Goal —
Retype the whole listing verbatim and keep the pictures out of it.

Data entries —

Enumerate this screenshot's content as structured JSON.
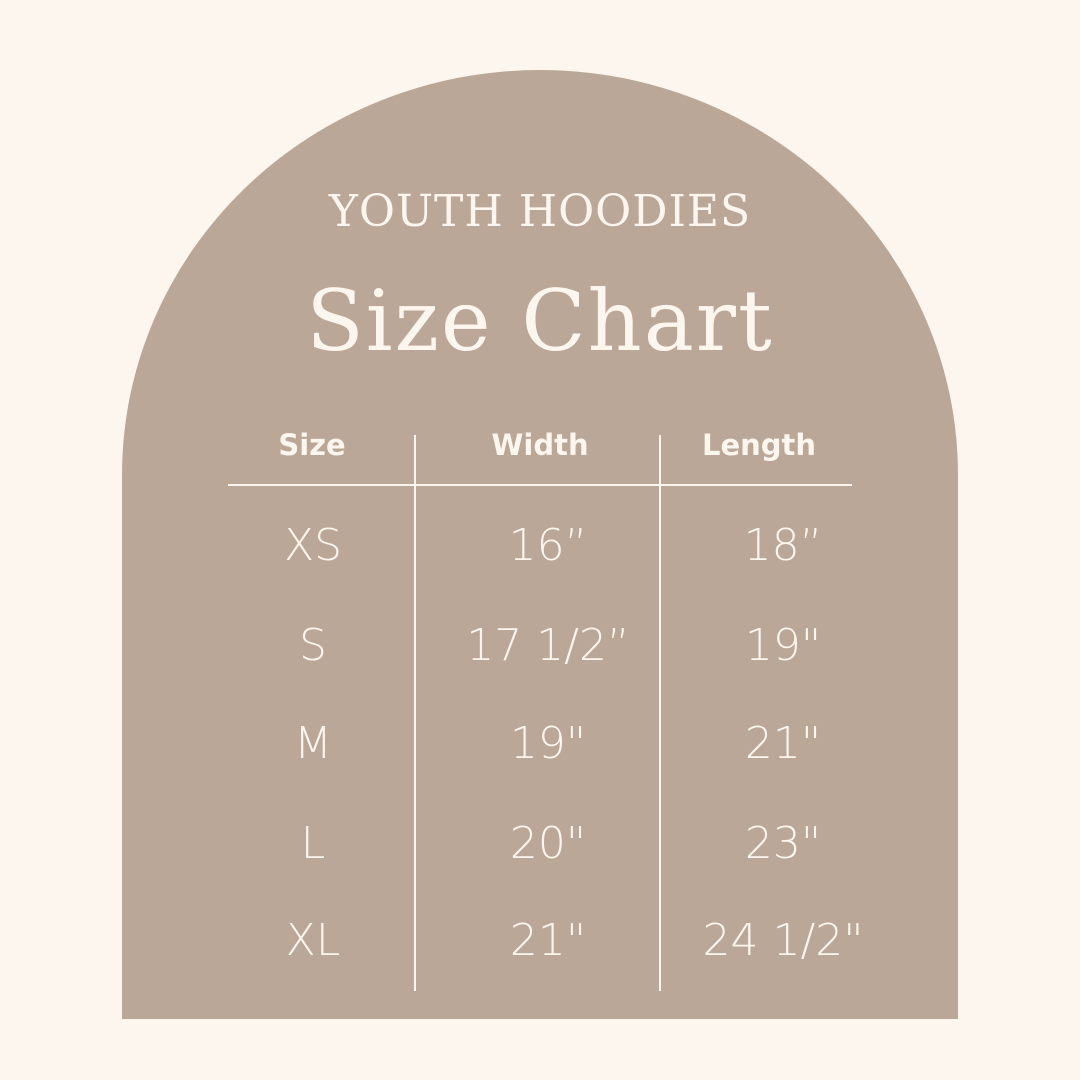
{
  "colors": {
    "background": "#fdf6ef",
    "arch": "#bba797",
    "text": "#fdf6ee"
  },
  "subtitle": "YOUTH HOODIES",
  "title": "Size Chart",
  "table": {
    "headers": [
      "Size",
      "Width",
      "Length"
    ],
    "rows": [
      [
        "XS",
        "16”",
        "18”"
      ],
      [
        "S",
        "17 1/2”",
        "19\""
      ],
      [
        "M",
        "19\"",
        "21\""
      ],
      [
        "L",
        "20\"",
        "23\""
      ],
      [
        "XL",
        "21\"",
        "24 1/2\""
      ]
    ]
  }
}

Answer to the problem —
Enumerate this screenshot's content as structured JSON.
{
  "colors": {
    "background": "#fdf6ef",
    "arch": "#bba797",
    "text": "#fdf6ee"
  },
  "subtitle": "YOUTH HOODIES",
  "title": "Size Chart",
  "table": {
    "headers": [
      "Size",
      "Width",
      "Length"
    ],
    "rows": [
      [
        "XS",
        "16”",
        "18”"
      ],
      [
        "S",
        "17 1/2”",
        "19\""
      ],
      [
        "M",
        "19\"",
        "21\""
      ],
      [
        "L",
        "20\"",
        "23\""
      ],
      [
        "XL",
        "21\"",
        "24 1/2\""
      ]
    ]
  }
}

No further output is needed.